• _Trecho do documento_:
***
Na reportagem, foram apresentadas particularidades da doutrina e liturgia da seita, que embora silenciosa, já alcançou seguidores em diversos países da América Latina, incluindo o Brasil, e também os Estados Unidos.
Para os “israelitas”, como são conhecidos, os homens não devem cortar o cabelo ou a barba, e as mulheres, devem ser completamente submissas a seus maridos. Todos eles se vestem com roupas típicas dos tempos de Jesus e creem que Ezequiel Jonas Molina, filho de Ezequiel Gamonal, fundador da seita, é a reencarnação do Cristo.
A base e principal ramificação da seita fica numa região próxima à tríplice fronteira entre o Peru, Brasil e Colômbia.
A seita atraiu os holofotes da mídia ao levantar a suspeita na Polícia Federal de que, membros dos “israelitas” estariam envolvidos com o plantio e processamento de cocaína que é traficada para o Brasil.
De acordo com a reportagem, nos últimos cinco anos o plantio de coca em território peruano, próximo à fronteira com o Brasil, tem oscilado entre 50 e 100 toneladas, e para a Polícia Federal, há a ligação de membros da seita “israelita” com o tráfico: “Não há como dissociar essa seita e seus integrantes, que moram naquela região, da produção, do plantio e da colheita das folhas de coca. Então realmente a gente, deduz, e deduz com muita segurança, que aquelas famílias hoje vivem do plantio de coca. Infelizmente”, afirmou Sérgio Fontes, superintendente da Polícia Federal no estado do Amazonas.
***
• _Trechos dos registros_:
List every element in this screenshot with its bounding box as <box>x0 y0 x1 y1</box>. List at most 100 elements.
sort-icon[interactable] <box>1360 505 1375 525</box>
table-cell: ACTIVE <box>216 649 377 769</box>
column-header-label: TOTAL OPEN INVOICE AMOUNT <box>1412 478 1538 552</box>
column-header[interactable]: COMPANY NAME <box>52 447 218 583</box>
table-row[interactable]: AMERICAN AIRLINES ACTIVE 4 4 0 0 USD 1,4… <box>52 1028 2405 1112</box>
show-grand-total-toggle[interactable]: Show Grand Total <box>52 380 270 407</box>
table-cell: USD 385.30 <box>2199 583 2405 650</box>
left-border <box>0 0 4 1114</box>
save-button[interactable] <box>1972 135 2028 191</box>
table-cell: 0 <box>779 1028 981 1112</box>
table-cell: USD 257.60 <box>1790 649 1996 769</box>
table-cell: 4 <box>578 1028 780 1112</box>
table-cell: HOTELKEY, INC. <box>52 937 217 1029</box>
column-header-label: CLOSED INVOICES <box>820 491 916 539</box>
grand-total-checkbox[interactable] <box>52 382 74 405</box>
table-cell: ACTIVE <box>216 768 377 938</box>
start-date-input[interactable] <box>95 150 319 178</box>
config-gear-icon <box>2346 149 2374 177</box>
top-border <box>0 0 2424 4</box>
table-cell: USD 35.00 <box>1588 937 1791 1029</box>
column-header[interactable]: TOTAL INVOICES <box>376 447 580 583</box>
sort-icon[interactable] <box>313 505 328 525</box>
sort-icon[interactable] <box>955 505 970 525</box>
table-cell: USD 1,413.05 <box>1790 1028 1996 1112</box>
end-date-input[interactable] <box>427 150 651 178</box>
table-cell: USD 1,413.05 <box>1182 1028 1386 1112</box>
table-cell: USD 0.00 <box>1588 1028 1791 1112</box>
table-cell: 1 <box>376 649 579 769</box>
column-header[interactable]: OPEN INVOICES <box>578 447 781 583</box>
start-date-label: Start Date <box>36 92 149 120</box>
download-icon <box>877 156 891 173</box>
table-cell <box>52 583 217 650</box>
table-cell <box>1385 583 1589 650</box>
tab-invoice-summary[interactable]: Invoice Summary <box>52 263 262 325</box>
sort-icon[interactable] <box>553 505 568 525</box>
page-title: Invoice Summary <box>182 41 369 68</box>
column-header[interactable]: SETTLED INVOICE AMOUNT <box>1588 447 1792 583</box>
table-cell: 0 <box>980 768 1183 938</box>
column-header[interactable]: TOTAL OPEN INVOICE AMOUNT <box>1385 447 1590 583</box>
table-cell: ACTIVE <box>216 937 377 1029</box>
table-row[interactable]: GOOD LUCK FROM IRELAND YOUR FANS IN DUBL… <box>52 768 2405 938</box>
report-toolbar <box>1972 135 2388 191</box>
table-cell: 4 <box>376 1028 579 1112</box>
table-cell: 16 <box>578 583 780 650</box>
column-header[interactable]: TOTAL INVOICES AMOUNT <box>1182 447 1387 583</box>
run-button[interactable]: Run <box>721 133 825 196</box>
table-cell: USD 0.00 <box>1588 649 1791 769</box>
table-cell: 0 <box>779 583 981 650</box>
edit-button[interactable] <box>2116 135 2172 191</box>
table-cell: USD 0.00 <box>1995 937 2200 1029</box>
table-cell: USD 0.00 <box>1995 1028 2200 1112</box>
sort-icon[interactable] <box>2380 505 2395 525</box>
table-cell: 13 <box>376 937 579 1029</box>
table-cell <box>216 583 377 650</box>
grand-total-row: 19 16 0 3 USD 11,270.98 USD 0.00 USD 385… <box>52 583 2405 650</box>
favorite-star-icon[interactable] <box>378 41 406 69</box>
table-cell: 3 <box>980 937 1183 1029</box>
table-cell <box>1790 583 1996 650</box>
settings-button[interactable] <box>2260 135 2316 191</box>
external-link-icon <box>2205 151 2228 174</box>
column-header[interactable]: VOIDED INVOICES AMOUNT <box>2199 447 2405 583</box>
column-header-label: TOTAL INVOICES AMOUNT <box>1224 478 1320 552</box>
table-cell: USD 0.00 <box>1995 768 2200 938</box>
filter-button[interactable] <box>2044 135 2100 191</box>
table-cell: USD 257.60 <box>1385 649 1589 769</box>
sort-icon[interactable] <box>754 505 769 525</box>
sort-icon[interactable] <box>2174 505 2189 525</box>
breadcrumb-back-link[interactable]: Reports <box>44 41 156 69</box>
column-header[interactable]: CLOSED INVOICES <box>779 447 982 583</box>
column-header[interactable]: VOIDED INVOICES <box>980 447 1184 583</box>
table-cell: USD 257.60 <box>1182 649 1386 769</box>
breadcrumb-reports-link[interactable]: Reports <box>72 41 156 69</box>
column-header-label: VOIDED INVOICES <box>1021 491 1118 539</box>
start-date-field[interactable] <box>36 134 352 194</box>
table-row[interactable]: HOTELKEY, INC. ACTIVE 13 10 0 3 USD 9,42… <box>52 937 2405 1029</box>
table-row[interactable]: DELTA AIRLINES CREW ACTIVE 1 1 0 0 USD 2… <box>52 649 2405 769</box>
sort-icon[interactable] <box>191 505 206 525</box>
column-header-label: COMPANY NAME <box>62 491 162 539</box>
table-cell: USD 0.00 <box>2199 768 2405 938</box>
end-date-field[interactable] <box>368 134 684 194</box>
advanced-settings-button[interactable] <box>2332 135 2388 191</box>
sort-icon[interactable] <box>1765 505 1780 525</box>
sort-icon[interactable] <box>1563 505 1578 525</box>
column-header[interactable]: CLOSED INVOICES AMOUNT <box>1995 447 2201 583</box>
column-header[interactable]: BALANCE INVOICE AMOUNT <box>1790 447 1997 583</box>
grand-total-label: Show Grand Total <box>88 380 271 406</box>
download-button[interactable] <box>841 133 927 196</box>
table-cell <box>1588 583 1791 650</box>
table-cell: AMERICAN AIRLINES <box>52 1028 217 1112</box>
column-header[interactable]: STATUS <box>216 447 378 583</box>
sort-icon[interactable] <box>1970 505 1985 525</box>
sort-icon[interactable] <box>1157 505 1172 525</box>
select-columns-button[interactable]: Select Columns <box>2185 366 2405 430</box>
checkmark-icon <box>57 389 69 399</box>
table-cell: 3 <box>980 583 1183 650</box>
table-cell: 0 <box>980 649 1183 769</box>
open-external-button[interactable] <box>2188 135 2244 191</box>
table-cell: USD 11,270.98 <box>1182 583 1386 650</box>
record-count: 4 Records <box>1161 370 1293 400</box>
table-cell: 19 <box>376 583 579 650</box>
***
• _Enunciado 1_: Reescreva em forma de lista o parágrafo do texto sobre a seita israelita que começa com "Para os “israelitas”, como são conhecidos", mantendo os fatos principais.
• _Enunciado 2_:
Responda com base no texto sobre a seita israelita:
(a) Onde fica a base e principal ramificação da seita?
(b) Quem os seguidores acreditam ser a reencarnação do Cristo?
(c) Entre quantas toneladas tem oscilado o plantio de coca em território peruano, próximo à fronteira com o Brasil, nos últimos cinco anos?
• _Enunciado 3_: Continue o texto sobre a seita israelita a partir da última frase apresentada.

• _Resposta do exercício 1_:
- Os homens não devem cortar o cabelo nem a barba.
- As mulheres devem ser completamente submissas aos maridos.
- Todos se vestem com roupas típicas dos tempos de Jesus.
- Creem que Ezequiel Jonas Molina, filho do fundador da seita, Ezequiel Gamonal, é a reencarnação do Cristo.

• _Resposta do exercício 2_:
(a) Numa região próxima à tríplice fronteira entre o Peru, o Brasil e a Colômbia.
(b) Ezequiel Jonas Molina, filho de Ezequiel Gamonal, fundador da seita.
(c) Entre 50 e 100 toneladas.

• _Resposta do exercício 3_:
Ouvido pela reportagem, o pastor Silas Malafaia – que é vice-presidente do Conselho de Pastores do Brasil – afirmou que muitas seitas só se tornam conhecidas pelas maiores lideranças evangélicas do país quando atraem a atenção de alguma forma: “Existem mais de mil ramificações com nomes evangélicos, então é muito difícil, até para nós que estamos em uma entidade associativa, saber direitinho quem é quem. A não ser quando aparece, apontam um escândalo, uma denúncia, aí nós tomamos uma providência”.
Um dos membros da seita, Demóstenes Alarcón Zamora, afirmou que as pessoas que se envolvem com o tráfico de drogas podem até fazer parte do grupo, mas não foram transformadas pela mensagem da seita: “Gostaria de esclarecer para a Globo Brasil: israelita não participa da plantação de coca. Alguns podem ter cabelo grande e barba, mas só na aparência, pois não são israelitas de coração”, pontua.